───── EXERCISE INPUT
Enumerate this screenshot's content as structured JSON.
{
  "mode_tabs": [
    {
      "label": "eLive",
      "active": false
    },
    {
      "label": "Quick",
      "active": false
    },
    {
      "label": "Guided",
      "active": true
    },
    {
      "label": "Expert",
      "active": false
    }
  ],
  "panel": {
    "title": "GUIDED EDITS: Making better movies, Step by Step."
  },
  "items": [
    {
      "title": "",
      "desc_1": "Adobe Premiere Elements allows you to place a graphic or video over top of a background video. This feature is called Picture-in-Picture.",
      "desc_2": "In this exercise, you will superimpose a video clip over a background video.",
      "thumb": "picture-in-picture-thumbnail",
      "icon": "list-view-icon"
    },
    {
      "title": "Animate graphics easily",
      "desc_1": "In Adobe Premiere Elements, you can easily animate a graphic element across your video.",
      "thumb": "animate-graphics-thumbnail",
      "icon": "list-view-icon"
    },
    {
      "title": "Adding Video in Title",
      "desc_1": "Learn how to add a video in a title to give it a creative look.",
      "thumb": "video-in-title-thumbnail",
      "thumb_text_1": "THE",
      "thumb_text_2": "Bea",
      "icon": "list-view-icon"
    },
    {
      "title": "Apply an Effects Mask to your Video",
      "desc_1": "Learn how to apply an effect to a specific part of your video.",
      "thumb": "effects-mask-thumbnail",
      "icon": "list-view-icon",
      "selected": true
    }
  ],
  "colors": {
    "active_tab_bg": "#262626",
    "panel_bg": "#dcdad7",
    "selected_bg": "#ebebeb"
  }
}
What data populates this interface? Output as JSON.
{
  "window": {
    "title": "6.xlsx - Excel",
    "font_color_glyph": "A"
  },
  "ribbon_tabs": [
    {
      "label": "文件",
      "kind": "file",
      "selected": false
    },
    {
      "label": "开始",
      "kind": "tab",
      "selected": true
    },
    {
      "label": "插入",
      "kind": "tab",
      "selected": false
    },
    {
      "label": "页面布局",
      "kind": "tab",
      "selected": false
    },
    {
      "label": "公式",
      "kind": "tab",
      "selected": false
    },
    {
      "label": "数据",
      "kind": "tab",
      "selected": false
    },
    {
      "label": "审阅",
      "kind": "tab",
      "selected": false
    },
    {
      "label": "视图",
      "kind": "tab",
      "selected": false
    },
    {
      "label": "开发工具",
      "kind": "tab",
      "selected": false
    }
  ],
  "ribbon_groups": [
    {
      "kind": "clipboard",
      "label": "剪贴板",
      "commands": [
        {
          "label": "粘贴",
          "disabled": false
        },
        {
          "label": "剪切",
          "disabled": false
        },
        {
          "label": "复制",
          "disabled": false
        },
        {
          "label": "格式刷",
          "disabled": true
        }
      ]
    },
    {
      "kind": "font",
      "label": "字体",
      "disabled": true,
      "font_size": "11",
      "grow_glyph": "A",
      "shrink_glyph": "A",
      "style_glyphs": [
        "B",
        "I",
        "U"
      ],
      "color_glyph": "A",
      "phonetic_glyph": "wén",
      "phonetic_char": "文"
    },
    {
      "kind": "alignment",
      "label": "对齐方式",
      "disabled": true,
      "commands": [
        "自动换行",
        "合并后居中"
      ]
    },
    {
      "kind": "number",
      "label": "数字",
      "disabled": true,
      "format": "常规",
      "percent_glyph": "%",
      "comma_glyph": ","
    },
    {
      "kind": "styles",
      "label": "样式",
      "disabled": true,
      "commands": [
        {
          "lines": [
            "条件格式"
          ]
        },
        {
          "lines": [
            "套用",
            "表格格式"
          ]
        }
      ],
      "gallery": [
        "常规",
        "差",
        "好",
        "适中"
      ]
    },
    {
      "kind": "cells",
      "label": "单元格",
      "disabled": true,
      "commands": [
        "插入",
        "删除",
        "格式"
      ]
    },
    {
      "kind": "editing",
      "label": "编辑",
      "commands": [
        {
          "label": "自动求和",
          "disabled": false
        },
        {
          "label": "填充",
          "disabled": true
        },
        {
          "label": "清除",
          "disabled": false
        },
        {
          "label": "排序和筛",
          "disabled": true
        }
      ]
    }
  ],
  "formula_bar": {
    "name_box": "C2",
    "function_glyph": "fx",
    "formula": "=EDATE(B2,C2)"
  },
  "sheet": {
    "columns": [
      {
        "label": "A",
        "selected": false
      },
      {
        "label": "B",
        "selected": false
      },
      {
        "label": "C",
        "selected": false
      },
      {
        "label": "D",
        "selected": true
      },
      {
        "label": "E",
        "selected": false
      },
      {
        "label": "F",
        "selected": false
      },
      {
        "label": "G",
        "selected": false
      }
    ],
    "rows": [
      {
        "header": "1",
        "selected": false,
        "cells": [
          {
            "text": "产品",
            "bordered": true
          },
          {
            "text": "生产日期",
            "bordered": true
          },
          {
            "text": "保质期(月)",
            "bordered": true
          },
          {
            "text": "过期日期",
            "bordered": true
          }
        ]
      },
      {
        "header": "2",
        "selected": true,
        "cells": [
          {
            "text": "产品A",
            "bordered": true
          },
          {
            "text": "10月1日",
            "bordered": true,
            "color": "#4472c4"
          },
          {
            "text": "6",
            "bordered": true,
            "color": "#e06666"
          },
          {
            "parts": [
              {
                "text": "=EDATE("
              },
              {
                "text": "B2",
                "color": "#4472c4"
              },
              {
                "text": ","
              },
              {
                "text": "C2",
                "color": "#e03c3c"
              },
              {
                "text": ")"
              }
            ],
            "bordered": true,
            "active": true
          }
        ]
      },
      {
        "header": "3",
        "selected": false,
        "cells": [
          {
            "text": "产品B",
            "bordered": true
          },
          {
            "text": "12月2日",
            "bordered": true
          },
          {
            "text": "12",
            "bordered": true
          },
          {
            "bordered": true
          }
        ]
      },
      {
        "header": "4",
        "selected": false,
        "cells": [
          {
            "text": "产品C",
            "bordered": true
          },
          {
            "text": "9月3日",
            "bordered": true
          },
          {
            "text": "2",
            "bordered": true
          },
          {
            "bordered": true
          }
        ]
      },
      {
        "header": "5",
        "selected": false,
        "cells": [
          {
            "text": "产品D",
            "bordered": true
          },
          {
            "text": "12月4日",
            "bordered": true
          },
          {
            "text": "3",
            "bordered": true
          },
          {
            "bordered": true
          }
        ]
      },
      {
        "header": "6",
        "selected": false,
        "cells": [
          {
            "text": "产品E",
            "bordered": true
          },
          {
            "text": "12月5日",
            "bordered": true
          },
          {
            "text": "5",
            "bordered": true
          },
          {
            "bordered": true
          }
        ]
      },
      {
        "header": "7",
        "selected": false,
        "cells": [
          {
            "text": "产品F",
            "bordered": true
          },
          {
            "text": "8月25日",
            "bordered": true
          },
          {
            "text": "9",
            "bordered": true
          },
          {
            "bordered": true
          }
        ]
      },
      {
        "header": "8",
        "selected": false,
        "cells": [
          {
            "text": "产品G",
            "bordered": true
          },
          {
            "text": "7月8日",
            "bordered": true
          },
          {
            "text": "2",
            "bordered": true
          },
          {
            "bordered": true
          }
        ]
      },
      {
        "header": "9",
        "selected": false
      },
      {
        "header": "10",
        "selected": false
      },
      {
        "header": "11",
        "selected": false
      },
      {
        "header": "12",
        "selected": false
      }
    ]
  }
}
──────────
Report each line in the preceding entries that holds the string "thumbnail".

      "thumb": "picture-in-picture-thumbnail",
      "thumb": "animate-graphics-thumbnail",
      "thumb": "video-in-title-thumbnail",
      "thumb": "effects-mask-thumbnail",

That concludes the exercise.